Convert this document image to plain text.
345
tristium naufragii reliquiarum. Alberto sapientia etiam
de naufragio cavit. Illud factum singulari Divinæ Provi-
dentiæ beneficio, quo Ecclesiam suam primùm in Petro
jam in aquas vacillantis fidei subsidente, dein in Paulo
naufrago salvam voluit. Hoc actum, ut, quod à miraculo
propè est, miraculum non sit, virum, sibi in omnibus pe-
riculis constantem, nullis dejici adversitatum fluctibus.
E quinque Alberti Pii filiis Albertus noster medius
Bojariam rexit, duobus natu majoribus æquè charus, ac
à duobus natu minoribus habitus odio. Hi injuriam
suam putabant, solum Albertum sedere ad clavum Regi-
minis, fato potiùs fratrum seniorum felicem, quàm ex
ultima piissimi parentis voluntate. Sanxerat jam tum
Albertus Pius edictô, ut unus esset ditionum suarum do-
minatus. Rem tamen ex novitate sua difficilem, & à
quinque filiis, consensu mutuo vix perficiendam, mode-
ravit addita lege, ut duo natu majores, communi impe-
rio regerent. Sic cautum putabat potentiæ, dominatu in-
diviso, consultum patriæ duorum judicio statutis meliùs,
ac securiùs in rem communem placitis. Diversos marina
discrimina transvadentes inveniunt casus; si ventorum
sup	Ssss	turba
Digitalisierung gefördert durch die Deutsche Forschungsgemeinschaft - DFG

#####

- _THE PROBLEM_: Your task is to output the full set of records exactly as presented.

- _ANSWER IN FULL_:
Convert this document image to plain text.
345
tristium naufragii reliquiarum. Alberto sapientia etiam
de naufragio cavit. Illud factum singulari Divinæ Provi-
dentiæ beneficio, quo Ecclesiam suam primùm in Petro
jam in aquas vacillantis fidei subsidente, dein in Paulo
naufrago salvam voluit. Hoc actum, ut, quod à miraculo
propè est, miraculum non sit, virum, sibi in omnibus pe-
riculis constantem, nullis dejici adversitatum fluctibus.
E quinque Alberti Pii filiis Albertus noster medius
Bojariam rexit, duobus natu majoribus æquè charus, ac
à duobus natu minoribus habitus odio. Hi injuriam
suam putabant, solum Albertum sedere ad clavum Regi-
minis, fato potiùs fratrum seniorum felicem, quàm ex
ultima piissimi parentis voluntate. Sanxerat jam tum
Albertus Pius edictô, ut unus esset ditionum suarum do-
minatus. Rem tamen ex novitate sua difficilem, & à
quinque filiis, consensu mutuo vix perficiendam, mode-
ravit addita lege, ut duo natu majores, communi impe-
rio regerent. Sic cautum putabat potentiæ, dominatu in-
diviso, consultum patriæ duorum judicio statutis meliùs,
ac securiùs in rem communem placitis. Diversos marina
discrimina transvadentes inveniunt casus; si ventorum
sup	Ssss	turba
Digitalisierung gefördert durch die Deutsche Forschungsgemeinschaft - DFG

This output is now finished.